» Task details: Can you output the material exactly as written, minus any pictures it holds?

======== Data listing

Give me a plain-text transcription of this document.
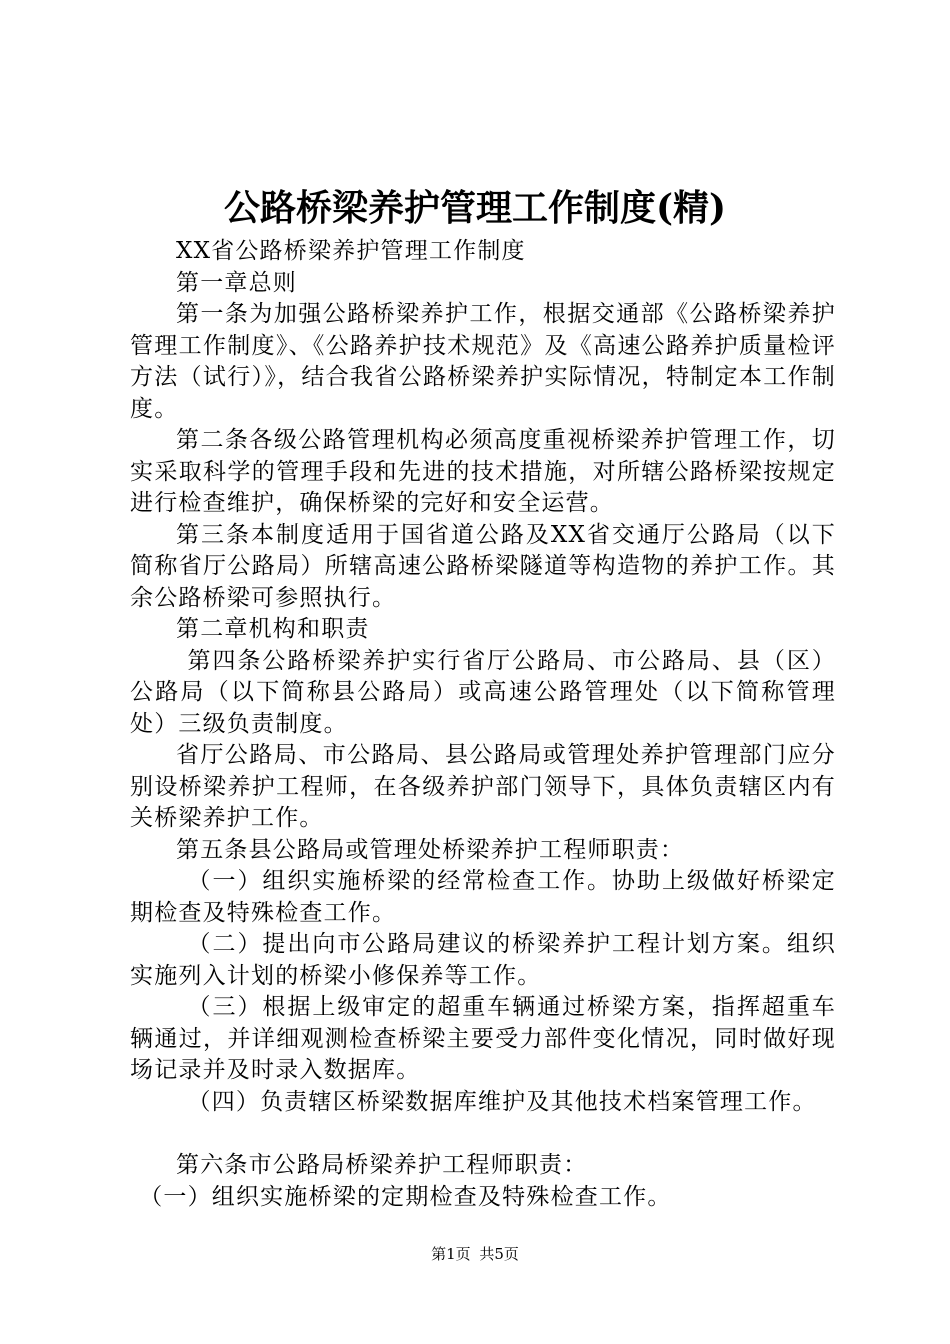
公路桥梁养护管理工作制度(精)

XX省公路桥梁养护管理工作制度

第一章总则

第一条为加强公路桥梁养护工作，根据交通部《公路桥梁养护管理工作制度》、《公路养护技术规范》及《高速公路养护质量检评方法（试行）》，结合我省公路桥梁养护实际情况，特制定本工作制度。

第二条各级公路管理机构必须高度重视桥梁养护管理工作，切实采取科学的管理手段和先进的技术措施，对所辖公路桥梁按规定进行检查维护，确保桥梁的完好和安全运营。

第三条本制度适用于国省道公路及XX省交通厅公路局（以下简称省厅公路局）所辖高速公路桥梁隧道等构造物的养护工作。其余公路桥梁可参照执行。

第二章机构和职责

第四条公路桥梁养护实行省厅公路局、市公路局、县（区）公路局（以下简称县公路局）或高速公路管理处（以下简称管理处）三级负责制度。

省厅公路局、市公路局、县公路局或管理处养护管理部门应分别设桥梁养护工程师，在各级养护部门领导下，具体负责辖区内有关桥梁养护工作。

第五条县公路局或管理处桥梁养护工程师职责：

（一）组织实施桥梁的经常检查工作。协助上级做好桥梁定期检查及特殊检查工作。

（二）提出向市公路局建议的桥梁养护工程计划方案。组织实施列入计划的桥梁小修保养等工作。

（三）根据上级审定的超重车辆通过桥梁方案，指挥超重车辆通过，并详细观测检查桥梁主要受力部件变化情况，同时做好现场记录并及时录入数据库。

（四）负责辖区桥梁数据库维护及其他技术档案管理工作。

第六条市公路局桥梁养护工程师职责：

（一）组织实施桥梁的定期检查及特殊检查工作。

第1页 共5页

================

» The output:
Give me a plain-text transcription of this document.
公路桥梁养护管理工作制度(精)

XX省公路桥梁养护管理工作制度

第一章总则

第一条为加强公路桥梁养护工作，根据交通部《公路桥梁养护管理工作制度》、《公路养护技术规范》及《高速公路养护质量检评方法（试行）》，结合我省公路桥梁养护实际情况，特制定本工作制度。

第二条各级公路管理机构必须高度重视桥梁养护管理工作，切实采取科学的管理手段和先进的技术措施，对所辖公路桥梁按规定进行检查维护，确保桥梁的完好和安全运营。

第三条本制度适用于国省道公路及XX省交通厅公路局（以下简称省厅公路局）所辖高速公路桥梁隧道等构造物的养护工作。其余公路桥梁可参照执行。

第二章机构和职责

第四条公路桥梁养护实行省厅公路局、市公路局、县（区）公路局（以下简称县公路局）或高速公路管理处（以下简称管理处）三级负责制度。

省厅公路局、市公路局、县公路局或管理处养护管理部门应分别设桥梁养护工程师，在各级养护部门领导下，具体负责辖区内有关桥梁养护工作。

第五条县公路局或管理处桥梁养护工程师职责：

（一）组织实施桥梁的经常检查工作。协助上级做好桥梁定期检查及特殊检查工作。

（二）提出向市公路局建议的桥梁养护工程计划方案。组织实施列入计划的桥梁小修保养等工作。

（三）根据上级审定的超重车辆通过桥梁方案，指挥超重车辆通过，并详细观测检查桥梁主要受力部件变化情况，同时做好现场记录并及时录入数据库。

（四）负责辖区桥梁数据库维护及其他技术档案管理工作。

第六条市公路局桥梁养护工程师职责：

（一）组织实施桥梁的定期检查及特殊检查工作。

第1页 共5页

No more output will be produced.